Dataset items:

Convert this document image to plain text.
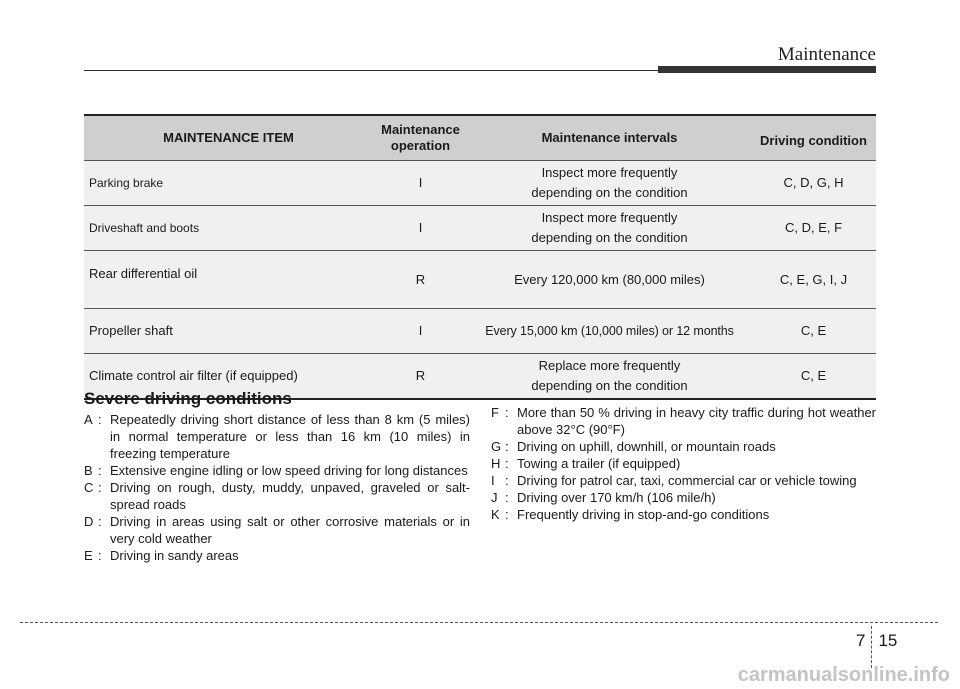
Maintenance
MAINTENANCE ITEM	Maintenance operation	Maintenance intervals	Driving condition
Parking brake	I	Inspect more frequently depending on the condition	C, D, G, H
Driveshaft and boots	I	Inspect more frequently depending on the condition	C, D, E, F
Rear differential oil	R	Every 120,000 km (80,000 miles)	C, E, G, I, J
Propeller shaft	I	Every 15,000 km (10,000 miles) or 12 months	C, E
Climate control air filter (if equipped)	R	Replace more frequently depending on the condition	C, E
Severe driving conditions
A : Repeatedly driving short distance of less than 8 km (5 miles) in normal temperature or less than 16 km (10 miles) in freezing temperature
B : Extensive engine idling or low speed driving for long distances
C : Driving on rough, dusty, muddy, unpaved, graveled or salt-spread roads
D : Driving in areas using salt or other corrosive materials or in very cold weather
E : Driving in sandy areas
F : More than 50 % driving in heavy city traffic during hot weather above 32°C (90°F)
G : Driving on uphill, downhill, or mountain roads
H : Towing a trailer (if equipped)
I : Driving for patrol car, taxi, commercial car or vehicle towing
J : Driving over 170 km/h (106 mile/h)
K : Frequently driving in stop-and-go conditions
7 15
carmanualsonline.info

Brief
Leave out the pictures and repeat everything else in the records exactly.

Exercise solution
Convert this document image to plain text.
Maintenance
MAINTENANCE ITEM	Maintenance operation	Maintenance intervals	Driving condition
Parking brake	I	Inspect more frequently depending on the condition	C, D, G, H
Driveshaft and boots	I	Inspect more frequently depending on the condition	C, D, E, F
Rear differential oil	R	Every 120,000 km (80,000 miles)	C, E, G, I, J
Propeller shaft	I	Every 15,000 km (10,000 miles) or 12 months	C, E
Climate control air filter (if equipped)	R	Replace more frequently depending on the condition	C, E
Severe driving conditions
A : Repeatedly driving short distance of less than 8 km (5 miles) in normal temperature or less than 16 km (10 miles) in freezing temperature
B : Extensive engine idling or low speed driving for long distances
C : Driving on rough, dusty, muddy, unpaved, graveled or salt-spread roads
D : Driving in areas using salt or other corrosive materials or in very cold weather
E : Driving in sandy areas
F : More than 50 % driving in heavy city traffic during hot weather above 32°C (90°F)
G : Driving on uphill, downhill, or mountain roads
H : Towing a trailer (if equipped)
I : Driving for patrol car, taxi, commercial car or vehicle towing
J : Driving over 170 km/h (106 mile/h)
K : Frequently driving in stop-and-go conditions
7 15
carmanualsonline.info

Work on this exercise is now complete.